■ PROBLEM TO WORK ON
Using the listing below, extract each line that has the word "scan" in it.

■ PROVIDED MATERIAL
▽
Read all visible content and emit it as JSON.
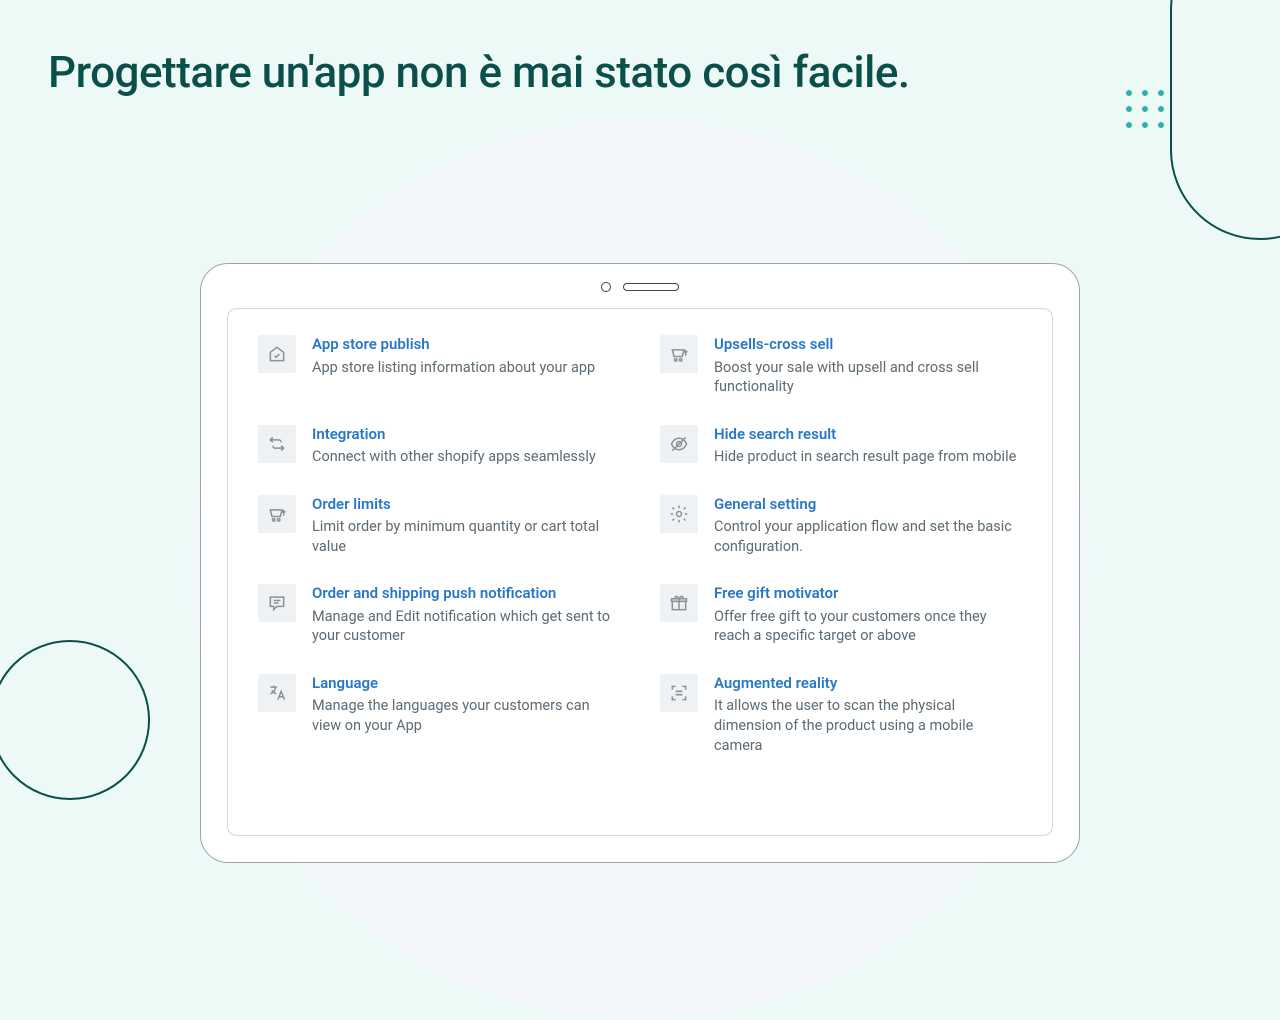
{
  "heading": "Progettare un'app non è mai stato così facile.",
  "features": {
    "left": [
      {
        "title": "App store publish",
        "desc": "App store listing information about your app",
        "icon": "home-check-icon"
      },
      {
        "title": "Integration",
        "desc": "Connect with other shopify apps seamlessly",
        "icon": "arrows-icon"
      },
      {
        "title": "Order limits",
        "desc": "Limit order by minimum quantity or cart total value",
        "icon": "cart-up-icon"
      },
      {
        "title": "Order and shipping push notification",
        "desc": "Manage and Edit notification which get sent to your customer",
        "icon": "message-icon"
      },
      {
        "title": "Language",
        "desc": "Manage the languages your customers can view on your App",
        "icon": "translate-icon"
      }
    ],
    "right": [
      {
        "title": "Upsells-cross sell",
        "desc": "Boost your sale with upsell and cross sell functionality",
        "icon": "cart-up-icon"
      },
      {
        "title": "Hide search result",
        "desc": "Hide product in search result page from mobile",
        "icon": "eye-off-icon"
      },
      {
        "title": "General setting",
        "desc": "Control your application flow and set the basic configuration.",
        "icon": "gear-icon"
      },
      {
        "title": "Free gift motivator",
        "desc": "Offer free gift to your customers once they reach a specific target or above",
        "icon": "gift-icon"
      },
      {
        "title": "Augmented reality",
        "desc": "It allows the user to scan the physical dimension of the product using a mobile camera",
        "icon": "scan-icon"
      }
    ]
  }
}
△
■ TASK ANSWER
        "desc": "It allows the user to scan the physical dimension of the product using a mobile camera",
        "icon": "scan-icon"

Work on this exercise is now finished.